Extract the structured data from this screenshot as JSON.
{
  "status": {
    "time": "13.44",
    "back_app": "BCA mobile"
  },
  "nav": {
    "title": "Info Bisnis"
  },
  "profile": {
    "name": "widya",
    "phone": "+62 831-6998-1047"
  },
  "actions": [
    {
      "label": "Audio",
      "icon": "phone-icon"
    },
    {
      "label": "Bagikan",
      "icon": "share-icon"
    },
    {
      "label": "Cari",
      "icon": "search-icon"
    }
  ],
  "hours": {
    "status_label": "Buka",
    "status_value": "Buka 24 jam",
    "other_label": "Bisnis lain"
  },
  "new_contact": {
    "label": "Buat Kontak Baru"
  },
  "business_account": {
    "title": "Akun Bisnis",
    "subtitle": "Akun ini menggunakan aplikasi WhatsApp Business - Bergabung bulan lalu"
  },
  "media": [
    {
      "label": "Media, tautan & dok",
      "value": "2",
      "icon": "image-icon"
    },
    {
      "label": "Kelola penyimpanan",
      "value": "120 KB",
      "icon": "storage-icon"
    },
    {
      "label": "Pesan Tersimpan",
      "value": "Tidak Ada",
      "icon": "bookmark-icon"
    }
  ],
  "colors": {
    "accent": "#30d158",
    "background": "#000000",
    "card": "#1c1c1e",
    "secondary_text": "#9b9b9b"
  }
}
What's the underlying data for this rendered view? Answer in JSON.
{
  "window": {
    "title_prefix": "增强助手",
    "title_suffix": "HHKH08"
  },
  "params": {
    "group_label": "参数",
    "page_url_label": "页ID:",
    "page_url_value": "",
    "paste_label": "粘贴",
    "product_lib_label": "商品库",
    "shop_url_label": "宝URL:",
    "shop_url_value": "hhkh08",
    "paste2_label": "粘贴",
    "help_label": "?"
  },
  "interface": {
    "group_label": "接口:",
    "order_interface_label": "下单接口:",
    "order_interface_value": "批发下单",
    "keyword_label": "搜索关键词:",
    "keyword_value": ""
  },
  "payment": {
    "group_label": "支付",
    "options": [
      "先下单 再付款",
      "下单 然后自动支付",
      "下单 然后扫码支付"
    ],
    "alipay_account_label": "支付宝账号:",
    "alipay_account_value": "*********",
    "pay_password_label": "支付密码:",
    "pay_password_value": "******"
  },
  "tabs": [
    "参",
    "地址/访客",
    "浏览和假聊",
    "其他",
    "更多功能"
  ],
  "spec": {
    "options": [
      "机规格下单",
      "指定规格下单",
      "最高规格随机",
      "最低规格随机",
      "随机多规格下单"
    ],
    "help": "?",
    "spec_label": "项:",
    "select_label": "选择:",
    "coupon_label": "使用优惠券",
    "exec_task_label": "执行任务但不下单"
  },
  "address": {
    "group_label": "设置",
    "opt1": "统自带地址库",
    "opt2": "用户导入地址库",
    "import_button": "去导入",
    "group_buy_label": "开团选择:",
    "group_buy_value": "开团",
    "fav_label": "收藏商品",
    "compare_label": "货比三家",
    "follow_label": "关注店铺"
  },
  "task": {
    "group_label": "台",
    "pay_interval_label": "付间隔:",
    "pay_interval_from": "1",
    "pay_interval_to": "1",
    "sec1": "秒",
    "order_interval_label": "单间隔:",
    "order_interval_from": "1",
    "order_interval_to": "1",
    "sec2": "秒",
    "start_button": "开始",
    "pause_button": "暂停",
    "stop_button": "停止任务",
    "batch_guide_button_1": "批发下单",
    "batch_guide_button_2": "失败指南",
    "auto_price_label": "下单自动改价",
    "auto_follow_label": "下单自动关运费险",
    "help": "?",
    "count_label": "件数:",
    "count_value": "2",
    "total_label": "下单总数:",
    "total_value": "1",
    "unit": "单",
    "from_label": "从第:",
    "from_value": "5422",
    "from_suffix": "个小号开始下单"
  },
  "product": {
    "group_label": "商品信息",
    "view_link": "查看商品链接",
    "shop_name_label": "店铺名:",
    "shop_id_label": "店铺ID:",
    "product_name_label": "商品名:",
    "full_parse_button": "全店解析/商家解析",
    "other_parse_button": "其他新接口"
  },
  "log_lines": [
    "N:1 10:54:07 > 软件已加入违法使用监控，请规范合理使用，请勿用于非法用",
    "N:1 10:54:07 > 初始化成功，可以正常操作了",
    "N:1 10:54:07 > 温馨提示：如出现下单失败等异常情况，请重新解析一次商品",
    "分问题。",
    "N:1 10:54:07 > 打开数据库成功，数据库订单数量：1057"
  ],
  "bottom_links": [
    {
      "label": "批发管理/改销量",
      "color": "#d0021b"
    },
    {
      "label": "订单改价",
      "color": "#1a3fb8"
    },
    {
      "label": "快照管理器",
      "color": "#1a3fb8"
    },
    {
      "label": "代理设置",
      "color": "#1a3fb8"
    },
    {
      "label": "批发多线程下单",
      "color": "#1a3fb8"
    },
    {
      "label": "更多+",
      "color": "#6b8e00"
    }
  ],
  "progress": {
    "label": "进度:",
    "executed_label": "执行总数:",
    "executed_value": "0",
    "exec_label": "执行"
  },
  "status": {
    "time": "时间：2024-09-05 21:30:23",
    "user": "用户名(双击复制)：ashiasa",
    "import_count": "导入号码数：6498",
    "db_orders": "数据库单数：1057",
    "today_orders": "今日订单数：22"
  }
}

****

▶ TASK DETAILS
Output the entries exactly.

▶ TASK RESPONSE
Extract the structured data from this screenshot as JSON.
{
  "status": {
    "time": "13.44",
    "back_app": "BCA mobile"
  },
  "nav": {
    "title": "Info Bisnis"
  },
  "profile": {
    "name": "widya",
    "phone": "+62 831-6998-1047"
  },
  "actions": [
    {
      "label": "Audio",
      "icon": "phone-icon"
    },
    {
      "label": "Bagikan",
      "icon": "share-icon"
    },
    {
      "label": "Cari",
      "icon": "search-icon"
    }
  ],
  "hours": {
    "status_label": "Buka",
    "status_value": "Buka 24 jam",
    "other_label": "Bisnis lain"
  },
  "new_contact": {
    "label": "Buat Kontak Baru"
  },
  "business_account": {
    "title": "Akun Bisnis",
    "subtitle": "Akun ini menggunakan aplikasi WhatsApp Business - Bergabung bulan lalu"
  },
  "media": [
    {
      "label": "Media, tautan & dok",
      "value": "2",
      "icon": "image-icon"
    },
    {
      "label": "Kelola penyimpanan",
      "value": "120 KB",
      "icon": "storage-icon"
    },
    {
      "label": "Pesan Tersimpan",
      "value": "Tidak Ada",
      "icon": "bookmark-icon"
    }
  ],
  "colors": {
    "accent": "#30d158",
    "background": "#000000",
    "card": "#1c1c1e",
    "secondary_text": "#9b9b9b"
  }
}
What's the underlying data for this rendered view? Answer in JSON.
{
  "window": {
    "title_prefix": "增强助手",
    "title_suffix": "HHKH08"
  },
  "params": {
    "group_label": "参数",
    "page_url_label": "页ID:",
    "page_url_value": "",
    "paste_label": "粘贴",
    "product_lib_label": "商品库",
    "shop_url_label": "宝URL:",
    "shop_url_value": "hhkh08",
    "paste2_label": "粘贴",
    "help_label": "?"
  },
  "interface": {
    "group_label": "接口:",
    "order_interface_label": "下单接口:",
    "order_interface_value": "批发下单",
    "keyword_label": "搜索关键词:",
    "keyword_value": ""
  },
  "payment": {
    "group_label": "支付",
    "options": [
      "先下单 再付款",
      "下单 然后自动支付",
      "下单 然后扫码支付"
    ],
    "alipay_account_label": "支付宝账号:",
    "alipay_account_value": "*********",
    "pay_password_label": "支付密码:",
    "pay_password_value": "******"
  },
  "tabs": [
    "参",
    "地址/访客",
    "浏览和假聊",
    "其他",
    "更多功能"
  ],
  "spec": {
    "options": [
      "机规格下单",
      "指定规格下单",
      "最高规格随机",
      "最低规格随机",
      "随机多规格下单"
    ],
    "help": "?",
    "spec_label": "项:",
    "select_label": "选择:",
    "coupon_label": "使用优惠券",
    "exec_task_label": "执行任务但不下单"
  },
  "address": {
    "group_label": "设置",
    "opt1": "统自带地址库",
    "opt2": "用户导入地址库",
    "import_button": "去导入",
    "group_buy_label": "开团选择:",
    "group_buy_value": "开团",
    "fav_label": "收藏商品",
    "compare_label": "货比三家",
    "follow_label": "关注店铺"
  },
  "task": {
    "group_label": "台",
    "pay_interval_label": "付间隔:",
    "pay_interval_from": "1",
    "pay_interval_to": "1",
    "sec1": "秒",
    "order_interval_label": "单间隔:",
    "order_interval_from": "1",
    "order_interval_to": "1",
    "sec2": "秒",
    "start_button": "开始",
    "pause_button": "暂停",
    "stop_button": "停止任务",
    "batch_guide_button_1": "批发下单",
    "batch_guide_button_2": "失败指南",
    "auto_price_label": "下单自动改价",
    "auto_follow_label": "下单自动关运费险",
    "help": "?",
    "count_label": "件数:",
    "count_value": "2",
    "total_label": "下单总数:",
    "total_value": "1",
    "unit": "单",
    "from_label": "从第:",
    "from_value": "5422",
    "from_suffix": "个小号开始下单"
  },
  "product": {
    "group_label": "商品信息",
    "view_link": "查看商品链接",
    "shop_name_label": "店铺名:",
    "shop_id_label": "店铺ID:",
    "product_name_label": "商品名:",
    "full_parse_button": "全店解析/商家解析",
    "other_parse_button": "其他新接口"
  },
  "log_lines": [
    "N:1 10:54:07 > 软件已加入违法使用监控，请规范合理使用，请勿用于非法用",
    "N:1 10:54:07 > 初始化成功，可以正常操作了",
    "N:1 10:54:07 > 温馨提示：如出现下单失败等异常情况，请重新解析一次商品",
    "分问题。",
    "N:1 10:54:07 > 打开数据库成功，数据库订单数量：1057"
  ],
  "bottom_links": [
    {
      "label": "批发管理/改销量",
      "color": "#d0021b"
    },
    {
      "label": "订单改价",
      "color": "#1a3fb8"
    },
    {
      "label": "快照管理器",
      "color": "#1a3fb8"
    },
    {
      "label": "代理设置",
      "color": "#1a3fb8"
    },
    {
      "label": "批发多线程下单",
      "color": "#1a3fb8"
    },
    {
      "label": "更多+",
      "color": "#6b8e00"
    }
  ],
  "progress": {
    "label": "进度:",
    "executed_label": "执行总数:",
    "executed_value": "0",
    "exec_label": "执行"
  },
  "status": {
    "time": "时间：2024-09-05 21:30:23",
    "user": "用户名(双击复制)：ashiasa",
    "import_count": "导入号码数：6498",
    "db_orders": "数据库单数：1057",
    "today_orders": "今日订单数：22"
  }
}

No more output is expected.